> WHAT YOU NEED TO DO
Check each line of the records below for the string "screenshot", then state how many lines contain it, with no other output.

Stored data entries

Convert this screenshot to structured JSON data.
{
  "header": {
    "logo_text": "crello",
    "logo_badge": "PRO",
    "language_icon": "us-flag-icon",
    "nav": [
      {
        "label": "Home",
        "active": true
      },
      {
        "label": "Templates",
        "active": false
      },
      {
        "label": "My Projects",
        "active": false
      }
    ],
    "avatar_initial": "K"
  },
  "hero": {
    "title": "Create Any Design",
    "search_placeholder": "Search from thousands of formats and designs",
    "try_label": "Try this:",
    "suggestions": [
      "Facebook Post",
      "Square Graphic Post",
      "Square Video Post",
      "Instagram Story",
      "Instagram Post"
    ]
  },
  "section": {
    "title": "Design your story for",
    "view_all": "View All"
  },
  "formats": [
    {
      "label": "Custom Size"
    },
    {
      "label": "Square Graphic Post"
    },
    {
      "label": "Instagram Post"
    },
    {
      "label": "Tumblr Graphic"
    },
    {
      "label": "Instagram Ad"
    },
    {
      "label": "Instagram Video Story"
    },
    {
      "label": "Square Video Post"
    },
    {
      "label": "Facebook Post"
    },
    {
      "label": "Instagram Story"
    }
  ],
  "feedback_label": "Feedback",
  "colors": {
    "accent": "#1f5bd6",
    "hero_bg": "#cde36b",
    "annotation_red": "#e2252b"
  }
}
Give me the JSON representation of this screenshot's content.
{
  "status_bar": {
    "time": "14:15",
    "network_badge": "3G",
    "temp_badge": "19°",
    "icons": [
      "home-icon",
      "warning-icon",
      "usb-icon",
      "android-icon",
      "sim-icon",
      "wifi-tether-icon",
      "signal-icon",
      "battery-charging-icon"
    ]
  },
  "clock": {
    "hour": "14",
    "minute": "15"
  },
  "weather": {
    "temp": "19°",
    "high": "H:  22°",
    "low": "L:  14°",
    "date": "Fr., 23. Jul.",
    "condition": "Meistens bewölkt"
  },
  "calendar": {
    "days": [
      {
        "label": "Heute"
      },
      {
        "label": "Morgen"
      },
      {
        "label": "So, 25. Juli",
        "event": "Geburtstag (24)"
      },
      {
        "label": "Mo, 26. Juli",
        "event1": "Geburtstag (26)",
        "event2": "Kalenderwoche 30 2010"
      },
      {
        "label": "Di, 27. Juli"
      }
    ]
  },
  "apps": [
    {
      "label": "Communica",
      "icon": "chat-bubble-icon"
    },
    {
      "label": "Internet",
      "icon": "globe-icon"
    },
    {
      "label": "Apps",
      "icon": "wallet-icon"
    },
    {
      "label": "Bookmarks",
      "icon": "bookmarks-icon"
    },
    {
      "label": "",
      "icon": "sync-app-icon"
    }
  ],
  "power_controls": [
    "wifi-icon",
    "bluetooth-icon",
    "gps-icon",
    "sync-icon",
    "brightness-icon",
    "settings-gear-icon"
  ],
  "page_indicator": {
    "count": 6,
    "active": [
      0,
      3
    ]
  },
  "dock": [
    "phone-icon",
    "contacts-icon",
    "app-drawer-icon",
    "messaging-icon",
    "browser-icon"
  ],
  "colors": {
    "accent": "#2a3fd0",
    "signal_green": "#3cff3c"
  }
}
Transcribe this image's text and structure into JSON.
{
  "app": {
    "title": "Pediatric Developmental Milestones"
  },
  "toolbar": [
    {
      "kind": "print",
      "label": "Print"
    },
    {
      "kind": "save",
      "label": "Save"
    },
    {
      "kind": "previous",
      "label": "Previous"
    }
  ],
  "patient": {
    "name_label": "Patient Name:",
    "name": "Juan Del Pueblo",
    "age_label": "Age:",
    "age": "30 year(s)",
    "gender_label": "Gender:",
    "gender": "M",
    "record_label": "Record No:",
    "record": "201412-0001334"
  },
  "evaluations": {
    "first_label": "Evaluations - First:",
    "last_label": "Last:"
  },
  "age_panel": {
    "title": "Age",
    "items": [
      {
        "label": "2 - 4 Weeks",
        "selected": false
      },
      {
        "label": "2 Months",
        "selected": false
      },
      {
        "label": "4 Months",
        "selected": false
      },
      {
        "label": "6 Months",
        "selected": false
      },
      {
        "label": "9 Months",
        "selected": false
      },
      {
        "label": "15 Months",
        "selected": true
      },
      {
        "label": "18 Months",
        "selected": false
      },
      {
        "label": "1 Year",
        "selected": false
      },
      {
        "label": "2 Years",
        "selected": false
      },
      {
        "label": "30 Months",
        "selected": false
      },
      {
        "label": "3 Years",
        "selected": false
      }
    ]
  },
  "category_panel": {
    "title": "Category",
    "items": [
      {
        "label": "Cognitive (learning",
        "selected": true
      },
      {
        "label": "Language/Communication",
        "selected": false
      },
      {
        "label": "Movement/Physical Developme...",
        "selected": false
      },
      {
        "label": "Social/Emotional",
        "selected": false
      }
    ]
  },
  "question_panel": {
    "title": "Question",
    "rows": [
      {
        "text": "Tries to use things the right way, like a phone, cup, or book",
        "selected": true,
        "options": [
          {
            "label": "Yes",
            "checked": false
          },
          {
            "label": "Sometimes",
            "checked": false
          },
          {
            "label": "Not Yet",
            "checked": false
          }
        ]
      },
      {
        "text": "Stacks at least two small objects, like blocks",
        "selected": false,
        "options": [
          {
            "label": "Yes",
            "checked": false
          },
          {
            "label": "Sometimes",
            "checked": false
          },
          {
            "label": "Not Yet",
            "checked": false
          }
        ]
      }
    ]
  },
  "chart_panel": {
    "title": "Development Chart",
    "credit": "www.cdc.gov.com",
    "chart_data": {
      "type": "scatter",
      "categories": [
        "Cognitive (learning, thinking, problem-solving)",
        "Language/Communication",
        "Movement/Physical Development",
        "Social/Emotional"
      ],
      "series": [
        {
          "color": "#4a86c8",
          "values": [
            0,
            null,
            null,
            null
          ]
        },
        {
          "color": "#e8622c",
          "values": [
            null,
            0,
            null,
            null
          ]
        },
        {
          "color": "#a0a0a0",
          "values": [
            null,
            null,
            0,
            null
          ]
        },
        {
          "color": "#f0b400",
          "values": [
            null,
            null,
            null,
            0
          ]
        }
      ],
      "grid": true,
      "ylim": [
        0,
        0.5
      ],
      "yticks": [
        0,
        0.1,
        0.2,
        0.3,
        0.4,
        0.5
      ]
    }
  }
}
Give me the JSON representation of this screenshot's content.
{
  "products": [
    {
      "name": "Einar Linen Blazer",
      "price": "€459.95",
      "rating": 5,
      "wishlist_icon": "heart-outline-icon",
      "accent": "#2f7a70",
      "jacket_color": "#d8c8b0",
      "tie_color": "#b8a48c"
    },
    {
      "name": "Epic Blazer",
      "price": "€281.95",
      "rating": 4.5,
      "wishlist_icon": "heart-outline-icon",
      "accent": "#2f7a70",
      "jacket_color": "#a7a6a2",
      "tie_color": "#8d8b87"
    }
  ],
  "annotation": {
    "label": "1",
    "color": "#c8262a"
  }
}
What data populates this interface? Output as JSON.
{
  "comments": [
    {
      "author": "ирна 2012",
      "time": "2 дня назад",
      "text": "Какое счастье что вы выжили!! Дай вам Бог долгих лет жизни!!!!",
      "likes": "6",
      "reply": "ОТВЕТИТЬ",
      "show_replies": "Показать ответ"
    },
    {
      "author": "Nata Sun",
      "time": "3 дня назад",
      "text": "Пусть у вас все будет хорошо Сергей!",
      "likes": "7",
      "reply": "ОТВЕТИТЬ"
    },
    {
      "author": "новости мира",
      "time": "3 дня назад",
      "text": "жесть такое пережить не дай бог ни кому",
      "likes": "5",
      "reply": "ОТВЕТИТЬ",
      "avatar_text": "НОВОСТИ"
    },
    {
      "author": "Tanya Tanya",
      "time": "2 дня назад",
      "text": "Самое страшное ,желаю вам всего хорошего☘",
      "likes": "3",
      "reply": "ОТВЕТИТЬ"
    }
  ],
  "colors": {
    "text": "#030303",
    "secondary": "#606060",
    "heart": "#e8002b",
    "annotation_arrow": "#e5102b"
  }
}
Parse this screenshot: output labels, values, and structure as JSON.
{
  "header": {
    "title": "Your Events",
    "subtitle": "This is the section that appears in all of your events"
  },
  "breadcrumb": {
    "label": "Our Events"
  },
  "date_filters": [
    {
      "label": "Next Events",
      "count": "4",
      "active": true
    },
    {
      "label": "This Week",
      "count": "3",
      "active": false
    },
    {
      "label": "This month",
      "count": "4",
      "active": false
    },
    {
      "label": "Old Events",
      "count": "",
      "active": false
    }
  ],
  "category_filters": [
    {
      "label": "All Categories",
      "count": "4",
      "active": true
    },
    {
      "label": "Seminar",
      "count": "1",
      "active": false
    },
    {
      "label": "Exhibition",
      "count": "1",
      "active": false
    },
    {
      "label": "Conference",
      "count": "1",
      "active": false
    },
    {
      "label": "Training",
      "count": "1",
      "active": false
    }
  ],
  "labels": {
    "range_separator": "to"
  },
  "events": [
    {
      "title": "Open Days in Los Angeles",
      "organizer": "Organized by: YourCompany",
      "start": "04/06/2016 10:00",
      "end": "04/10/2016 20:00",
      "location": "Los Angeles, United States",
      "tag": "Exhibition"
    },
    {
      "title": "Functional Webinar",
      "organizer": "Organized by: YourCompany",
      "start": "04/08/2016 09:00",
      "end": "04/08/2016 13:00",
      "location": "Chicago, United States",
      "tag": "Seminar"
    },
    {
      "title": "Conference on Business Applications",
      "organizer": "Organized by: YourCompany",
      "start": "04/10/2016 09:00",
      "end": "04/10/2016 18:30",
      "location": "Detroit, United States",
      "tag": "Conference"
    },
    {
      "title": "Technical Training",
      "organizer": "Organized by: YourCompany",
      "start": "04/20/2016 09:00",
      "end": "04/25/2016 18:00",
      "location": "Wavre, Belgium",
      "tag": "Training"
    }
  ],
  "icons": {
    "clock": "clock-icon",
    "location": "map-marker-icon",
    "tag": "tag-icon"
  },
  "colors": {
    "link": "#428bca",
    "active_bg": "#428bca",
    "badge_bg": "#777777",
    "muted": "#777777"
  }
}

> REPLY TO THE TASK
4